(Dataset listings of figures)
▼▼▼
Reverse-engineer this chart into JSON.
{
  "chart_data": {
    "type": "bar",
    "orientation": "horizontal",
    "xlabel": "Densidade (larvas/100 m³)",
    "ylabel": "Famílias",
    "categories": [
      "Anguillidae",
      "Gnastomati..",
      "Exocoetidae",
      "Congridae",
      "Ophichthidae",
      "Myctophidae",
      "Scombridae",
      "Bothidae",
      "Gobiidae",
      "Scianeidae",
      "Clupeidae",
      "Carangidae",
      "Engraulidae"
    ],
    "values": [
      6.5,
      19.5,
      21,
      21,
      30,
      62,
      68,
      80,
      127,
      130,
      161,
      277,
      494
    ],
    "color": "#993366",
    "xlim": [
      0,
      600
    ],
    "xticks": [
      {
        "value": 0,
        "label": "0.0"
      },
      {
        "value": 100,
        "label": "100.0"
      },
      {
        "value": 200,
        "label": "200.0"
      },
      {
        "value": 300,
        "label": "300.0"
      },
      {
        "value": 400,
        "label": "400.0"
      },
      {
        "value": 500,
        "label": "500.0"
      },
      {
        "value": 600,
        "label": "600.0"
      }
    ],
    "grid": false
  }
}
▲▲▲
■ TASK OBJECTIVE ■
Copy out the material word for word and line for line.

■ COMPLETED TASK ■
Reverse-engineer this chart into JSON.
{
  "chart_data": {
    "type": "bar",
    "orientation": "horizontal",
    "xlabel": "Densidade (larvas/100 m³)",
    "ylabel": "Famílias",
    "categories": [
      "Anguillidae",
      "Gnastomati..",
      "Exocoetidae",
      "Congridae",
      "Ophichthidae",
      "Myctophidae",
      "Scombridae",
      "Bothidae",
      "Gobiidae",
      "Scianeidae",
      "Clupeidae",
      "Carangidae",
      "Engraulidae"
    ],
    "values": [
      6.5,
      19.5,
      21,
      21,
      30,
      62,
      68,
      80,
      127,
      130,
      161,
      277,
      494
    ],
    "color": "#993366",
    "xlim": [
      0,
      600
    ],
    "xticks": [
      {
        "value": 0,
        "label": "0.0"
      },
      {
        "value": 100,
        "label": "100.0"
      },
      {
        "value": 200,
        "label": "200.0"
      },
      {
        "value": 300,
        "label": "300.0"
      },
      {
        "value": 400,
        "label": "400.0"
      },
      {
        "value": 500,
        "label": "500.0"
      },
      {
        "value": 600,
        "label": "600.0"
      }
    ],
    "grid": false
  }
}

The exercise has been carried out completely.